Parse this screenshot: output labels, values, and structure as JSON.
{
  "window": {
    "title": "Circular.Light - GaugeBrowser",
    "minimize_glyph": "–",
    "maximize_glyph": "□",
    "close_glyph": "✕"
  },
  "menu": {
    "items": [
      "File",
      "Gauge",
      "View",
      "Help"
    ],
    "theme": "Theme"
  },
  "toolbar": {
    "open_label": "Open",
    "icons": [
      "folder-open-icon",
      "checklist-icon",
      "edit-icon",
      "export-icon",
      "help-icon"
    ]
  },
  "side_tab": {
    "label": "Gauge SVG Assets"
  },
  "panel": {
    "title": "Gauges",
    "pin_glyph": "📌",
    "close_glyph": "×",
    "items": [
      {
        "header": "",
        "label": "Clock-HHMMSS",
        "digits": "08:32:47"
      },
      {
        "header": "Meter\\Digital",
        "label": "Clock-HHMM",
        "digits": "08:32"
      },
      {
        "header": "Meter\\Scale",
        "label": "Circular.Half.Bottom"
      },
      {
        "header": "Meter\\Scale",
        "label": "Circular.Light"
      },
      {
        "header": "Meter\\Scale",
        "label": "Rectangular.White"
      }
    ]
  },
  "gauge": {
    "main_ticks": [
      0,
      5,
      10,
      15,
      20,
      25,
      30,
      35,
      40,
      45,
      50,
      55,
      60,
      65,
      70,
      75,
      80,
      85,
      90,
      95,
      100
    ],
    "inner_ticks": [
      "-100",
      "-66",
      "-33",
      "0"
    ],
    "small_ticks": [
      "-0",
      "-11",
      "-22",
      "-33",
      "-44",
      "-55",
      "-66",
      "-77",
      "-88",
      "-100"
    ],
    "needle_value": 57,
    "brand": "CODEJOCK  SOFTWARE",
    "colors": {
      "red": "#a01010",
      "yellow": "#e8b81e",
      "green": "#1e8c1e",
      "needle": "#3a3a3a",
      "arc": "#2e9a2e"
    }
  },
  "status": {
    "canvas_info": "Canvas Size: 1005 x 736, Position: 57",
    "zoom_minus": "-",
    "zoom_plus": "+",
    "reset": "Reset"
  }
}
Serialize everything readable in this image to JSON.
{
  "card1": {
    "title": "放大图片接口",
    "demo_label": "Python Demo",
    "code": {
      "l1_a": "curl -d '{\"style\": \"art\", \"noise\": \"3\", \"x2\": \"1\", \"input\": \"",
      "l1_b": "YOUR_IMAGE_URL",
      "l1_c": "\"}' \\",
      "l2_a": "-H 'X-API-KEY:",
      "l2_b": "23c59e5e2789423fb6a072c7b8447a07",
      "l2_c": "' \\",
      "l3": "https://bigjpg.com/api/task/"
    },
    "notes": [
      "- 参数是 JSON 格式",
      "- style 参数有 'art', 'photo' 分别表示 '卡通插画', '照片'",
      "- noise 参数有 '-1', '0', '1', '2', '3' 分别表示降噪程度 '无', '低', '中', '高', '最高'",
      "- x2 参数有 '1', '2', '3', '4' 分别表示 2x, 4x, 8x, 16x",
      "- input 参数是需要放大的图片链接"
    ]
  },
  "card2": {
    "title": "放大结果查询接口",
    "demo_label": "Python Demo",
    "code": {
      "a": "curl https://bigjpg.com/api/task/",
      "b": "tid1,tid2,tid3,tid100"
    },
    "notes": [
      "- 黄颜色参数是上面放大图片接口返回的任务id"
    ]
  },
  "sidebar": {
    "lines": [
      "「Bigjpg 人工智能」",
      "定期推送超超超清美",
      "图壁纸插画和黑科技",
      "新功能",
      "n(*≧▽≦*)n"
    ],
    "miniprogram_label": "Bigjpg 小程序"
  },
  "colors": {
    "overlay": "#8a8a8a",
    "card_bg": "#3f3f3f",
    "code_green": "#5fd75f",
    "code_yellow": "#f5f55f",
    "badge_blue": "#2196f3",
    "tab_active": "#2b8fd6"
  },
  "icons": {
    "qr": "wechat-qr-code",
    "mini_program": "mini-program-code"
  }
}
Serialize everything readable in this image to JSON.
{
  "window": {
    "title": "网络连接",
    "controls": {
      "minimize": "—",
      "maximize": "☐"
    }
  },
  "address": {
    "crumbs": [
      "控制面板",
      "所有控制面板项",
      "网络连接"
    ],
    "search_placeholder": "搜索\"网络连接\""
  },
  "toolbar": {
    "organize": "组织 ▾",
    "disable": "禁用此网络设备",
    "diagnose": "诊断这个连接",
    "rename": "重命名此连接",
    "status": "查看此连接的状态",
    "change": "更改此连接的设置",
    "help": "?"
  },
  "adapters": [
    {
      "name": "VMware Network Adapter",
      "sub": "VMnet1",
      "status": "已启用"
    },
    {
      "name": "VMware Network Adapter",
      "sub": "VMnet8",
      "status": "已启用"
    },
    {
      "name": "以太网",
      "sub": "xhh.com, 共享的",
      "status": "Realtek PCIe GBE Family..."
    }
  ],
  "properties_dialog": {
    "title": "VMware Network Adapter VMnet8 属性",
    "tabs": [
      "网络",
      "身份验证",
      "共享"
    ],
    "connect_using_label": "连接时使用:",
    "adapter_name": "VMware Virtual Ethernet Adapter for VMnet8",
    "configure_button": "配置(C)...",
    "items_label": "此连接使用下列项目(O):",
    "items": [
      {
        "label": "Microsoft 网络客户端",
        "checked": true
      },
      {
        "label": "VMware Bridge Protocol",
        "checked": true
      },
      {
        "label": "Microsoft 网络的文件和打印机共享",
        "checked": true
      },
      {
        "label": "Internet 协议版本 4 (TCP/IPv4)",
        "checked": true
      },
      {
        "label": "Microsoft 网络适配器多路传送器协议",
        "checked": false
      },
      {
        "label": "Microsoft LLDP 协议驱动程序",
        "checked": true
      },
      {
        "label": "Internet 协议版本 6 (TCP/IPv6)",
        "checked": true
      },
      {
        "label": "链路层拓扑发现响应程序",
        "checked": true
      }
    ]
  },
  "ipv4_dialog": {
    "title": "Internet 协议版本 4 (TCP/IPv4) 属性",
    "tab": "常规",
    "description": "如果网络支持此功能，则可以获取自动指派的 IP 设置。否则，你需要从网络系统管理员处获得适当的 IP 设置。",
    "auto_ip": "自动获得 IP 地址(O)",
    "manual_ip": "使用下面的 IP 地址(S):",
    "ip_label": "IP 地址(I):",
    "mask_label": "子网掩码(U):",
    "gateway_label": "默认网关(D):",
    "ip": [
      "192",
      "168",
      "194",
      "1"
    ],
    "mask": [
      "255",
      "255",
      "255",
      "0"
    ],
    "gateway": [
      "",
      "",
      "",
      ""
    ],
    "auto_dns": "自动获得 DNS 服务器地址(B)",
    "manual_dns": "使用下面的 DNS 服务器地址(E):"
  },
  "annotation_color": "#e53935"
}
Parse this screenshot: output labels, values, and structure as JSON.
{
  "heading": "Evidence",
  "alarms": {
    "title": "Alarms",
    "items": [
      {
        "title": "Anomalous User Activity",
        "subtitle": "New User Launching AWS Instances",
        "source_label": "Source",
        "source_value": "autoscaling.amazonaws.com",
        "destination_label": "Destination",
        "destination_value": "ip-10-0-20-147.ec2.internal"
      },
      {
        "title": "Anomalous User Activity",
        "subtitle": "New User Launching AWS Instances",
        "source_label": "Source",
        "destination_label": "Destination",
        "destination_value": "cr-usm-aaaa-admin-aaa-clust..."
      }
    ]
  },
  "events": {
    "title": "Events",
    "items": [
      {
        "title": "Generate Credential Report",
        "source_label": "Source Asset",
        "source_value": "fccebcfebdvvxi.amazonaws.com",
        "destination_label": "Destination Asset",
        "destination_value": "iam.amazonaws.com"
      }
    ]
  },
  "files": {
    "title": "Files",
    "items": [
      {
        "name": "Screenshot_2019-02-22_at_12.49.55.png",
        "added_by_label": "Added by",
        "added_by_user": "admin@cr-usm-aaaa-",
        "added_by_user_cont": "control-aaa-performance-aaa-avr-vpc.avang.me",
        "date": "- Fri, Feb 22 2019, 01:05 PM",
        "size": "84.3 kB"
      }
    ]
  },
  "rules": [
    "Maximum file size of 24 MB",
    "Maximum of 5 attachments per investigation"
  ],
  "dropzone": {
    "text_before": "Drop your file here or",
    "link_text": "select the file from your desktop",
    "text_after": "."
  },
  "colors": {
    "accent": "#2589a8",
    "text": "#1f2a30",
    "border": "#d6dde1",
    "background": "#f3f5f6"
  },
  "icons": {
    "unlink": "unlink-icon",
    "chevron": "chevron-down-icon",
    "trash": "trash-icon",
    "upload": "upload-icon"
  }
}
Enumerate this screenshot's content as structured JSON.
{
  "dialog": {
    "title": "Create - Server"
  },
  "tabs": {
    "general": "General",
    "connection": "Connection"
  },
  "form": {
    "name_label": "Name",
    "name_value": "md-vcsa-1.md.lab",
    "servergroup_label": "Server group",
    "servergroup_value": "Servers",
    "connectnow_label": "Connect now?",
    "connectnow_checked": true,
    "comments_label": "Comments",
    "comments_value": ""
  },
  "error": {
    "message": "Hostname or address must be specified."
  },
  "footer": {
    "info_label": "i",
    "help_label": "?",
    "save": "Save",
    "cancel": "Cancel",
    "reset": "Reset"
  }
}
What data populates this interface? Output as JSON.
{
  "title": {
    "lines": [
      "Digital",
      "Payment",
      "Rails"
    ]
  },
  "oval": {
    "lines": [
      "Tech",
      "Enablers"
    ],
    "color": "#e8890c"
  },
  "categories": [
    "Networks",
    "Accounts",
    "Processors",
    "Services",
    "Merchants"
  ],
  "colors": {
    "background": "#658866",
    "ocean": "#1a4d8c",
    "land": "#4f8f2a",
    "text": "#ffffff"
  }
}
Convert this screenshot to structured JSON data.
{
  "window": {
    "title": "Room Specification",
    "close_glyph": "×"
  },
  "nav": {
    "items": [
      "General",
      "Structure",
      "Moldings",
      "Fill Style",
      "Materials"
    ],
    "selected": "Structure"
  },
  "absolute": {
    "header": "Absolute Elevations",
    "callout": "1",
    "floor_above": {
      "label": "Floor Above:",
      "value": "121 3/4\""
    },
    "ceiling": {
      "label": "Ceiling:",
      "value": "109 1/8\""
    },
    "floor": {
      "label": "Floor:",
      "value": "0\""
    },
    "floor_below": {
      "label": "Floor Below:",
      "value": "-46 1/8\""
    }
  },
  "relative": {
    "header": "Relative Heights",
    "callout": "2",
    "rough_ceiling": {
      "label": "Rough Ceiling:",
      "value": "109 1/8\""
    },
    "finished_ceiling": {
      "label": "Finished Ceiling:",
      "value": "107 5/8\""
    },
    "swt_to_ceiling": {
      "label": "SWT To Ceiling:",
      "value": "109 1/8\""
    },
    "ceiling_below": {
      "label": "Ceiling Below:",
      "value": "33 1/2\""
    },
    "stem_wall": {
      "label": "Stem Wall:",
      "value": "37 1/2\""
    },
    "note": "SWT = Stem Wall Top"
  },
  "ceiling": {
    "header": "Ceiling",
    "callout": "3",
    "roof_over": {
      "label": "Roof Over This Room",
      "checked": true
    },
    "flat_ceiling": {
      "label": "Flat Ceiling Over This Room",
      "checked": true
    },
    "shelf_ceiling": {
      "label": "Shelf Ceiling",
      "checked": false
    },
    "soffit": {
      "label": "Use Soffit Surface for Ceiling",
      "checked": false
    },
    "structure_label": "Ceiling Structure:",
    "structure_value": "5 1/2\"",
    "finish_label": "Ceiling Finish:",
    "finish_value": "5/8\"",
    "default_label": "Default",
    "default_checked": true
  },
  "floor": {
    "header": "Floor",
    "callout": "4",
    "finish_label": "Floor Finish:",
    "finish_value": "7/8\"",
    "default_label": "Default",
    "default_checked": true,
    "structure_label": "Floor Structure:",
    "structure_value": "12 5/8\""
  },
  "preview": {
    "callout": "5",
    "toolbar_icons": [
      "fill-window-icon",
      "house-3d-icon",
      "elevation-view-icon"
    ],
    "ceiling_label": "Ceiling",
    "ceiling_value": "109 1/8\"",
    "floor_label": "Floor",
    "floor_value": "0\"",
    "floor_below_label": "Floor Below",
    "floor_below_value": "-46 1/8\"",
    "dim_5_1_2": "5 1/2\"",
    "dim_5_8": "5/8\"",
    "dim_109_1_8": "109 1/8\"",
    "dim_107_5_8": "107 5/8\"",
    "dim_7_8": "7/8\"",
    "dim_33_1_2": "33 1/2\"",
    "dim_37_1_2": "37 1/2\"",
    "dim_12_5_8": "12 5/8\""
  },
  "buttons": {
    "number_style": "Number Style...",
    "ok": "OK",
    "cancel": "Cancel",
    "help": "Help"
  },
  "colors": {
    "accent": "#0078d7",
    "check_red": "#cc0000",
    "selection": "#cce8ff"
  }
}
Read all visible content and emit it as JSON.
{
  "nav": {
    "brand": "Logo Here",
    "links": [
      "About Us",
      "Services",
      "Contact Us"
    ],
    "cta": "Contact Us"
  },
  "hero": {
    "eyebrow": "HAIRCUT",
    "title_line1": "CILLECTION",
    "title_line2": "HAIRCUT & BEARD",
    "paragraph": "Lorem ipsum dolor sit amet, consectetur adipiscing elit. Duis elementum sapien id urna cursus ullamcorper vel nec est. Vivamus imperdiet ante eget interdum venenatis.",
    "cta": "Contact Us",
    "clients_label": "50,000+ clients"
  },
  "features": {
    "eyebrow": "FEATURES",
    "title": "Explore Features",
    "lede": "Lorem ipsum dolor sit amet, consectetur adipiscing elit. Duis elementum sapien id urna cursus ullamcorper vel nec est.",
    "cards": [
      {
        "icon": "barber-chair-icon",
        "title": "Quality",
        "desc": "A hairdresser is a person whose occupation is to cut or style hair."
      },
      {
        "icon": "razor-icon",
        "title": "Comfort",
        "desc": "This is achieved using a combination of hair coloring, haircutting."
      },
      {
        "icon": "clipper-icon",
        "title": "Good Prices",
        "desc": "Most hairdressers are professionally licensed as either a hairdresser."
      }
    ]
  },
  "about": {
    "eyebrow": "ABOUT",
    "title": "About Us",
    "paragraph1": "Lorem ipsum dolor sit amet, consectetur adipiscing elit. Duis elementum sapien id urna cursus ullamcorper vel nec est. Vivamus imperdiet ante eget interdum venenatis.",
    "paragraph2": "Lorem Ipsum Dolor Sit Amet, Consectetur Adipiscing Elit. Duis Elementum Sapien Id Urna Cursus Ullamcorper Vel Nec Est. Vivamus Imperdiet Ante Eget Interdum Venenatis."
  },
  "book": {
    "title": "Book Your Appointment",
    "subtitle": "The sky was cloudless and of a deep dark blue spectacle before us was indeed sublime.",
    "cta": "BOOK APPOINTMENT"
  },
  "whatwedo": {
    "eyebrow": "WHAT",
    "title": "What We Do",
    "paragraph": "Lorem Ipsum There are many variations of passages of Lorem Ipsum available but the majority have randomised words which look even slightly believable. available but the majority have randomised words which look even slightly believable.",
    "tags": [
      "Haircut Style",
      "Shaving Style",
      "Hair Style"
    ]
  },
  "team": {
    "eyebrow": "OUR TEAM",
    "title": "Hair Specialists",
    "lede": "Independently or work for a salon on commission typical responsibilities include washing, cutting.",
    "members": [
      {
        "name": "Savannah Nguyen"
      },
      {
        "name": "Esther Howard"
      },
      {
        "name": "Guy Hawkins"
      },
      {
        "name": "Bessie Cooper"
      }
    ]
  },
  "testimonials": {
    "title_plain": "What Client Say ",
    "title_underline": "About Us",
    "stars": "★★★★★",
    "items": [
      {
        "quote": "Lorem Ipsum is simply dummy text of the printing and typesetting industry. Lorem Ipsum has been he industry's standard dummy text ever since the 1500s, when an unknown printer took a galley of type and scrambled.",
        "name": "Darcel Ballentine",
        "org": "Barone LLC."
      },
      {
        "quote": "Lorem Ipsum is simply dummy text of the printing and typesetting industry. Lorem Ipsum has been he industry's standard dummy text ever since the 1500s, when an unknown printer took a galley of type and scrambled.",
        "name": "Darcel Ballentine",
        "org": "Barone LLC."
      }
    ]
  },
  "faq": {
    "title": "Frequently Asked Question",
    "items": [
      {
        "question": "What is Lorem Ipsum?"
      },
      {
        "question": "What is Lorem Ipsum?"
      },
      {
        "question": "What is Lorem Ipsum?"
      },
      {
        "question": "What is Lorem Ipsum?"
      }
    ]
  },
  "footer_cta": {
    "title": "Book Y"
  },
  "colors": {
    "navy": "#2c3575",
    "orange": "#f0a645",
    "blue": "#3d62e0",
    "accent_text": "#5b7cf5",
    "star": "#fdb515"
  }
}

Your instructions:
Select and copy every line from the records that includes the word "aaaa".

Task answer:
        "destination_value": "cr-usm-aaaa-admin-aaa-clust..."
        "added_by_user": "admin@cr-usm-aaaa-",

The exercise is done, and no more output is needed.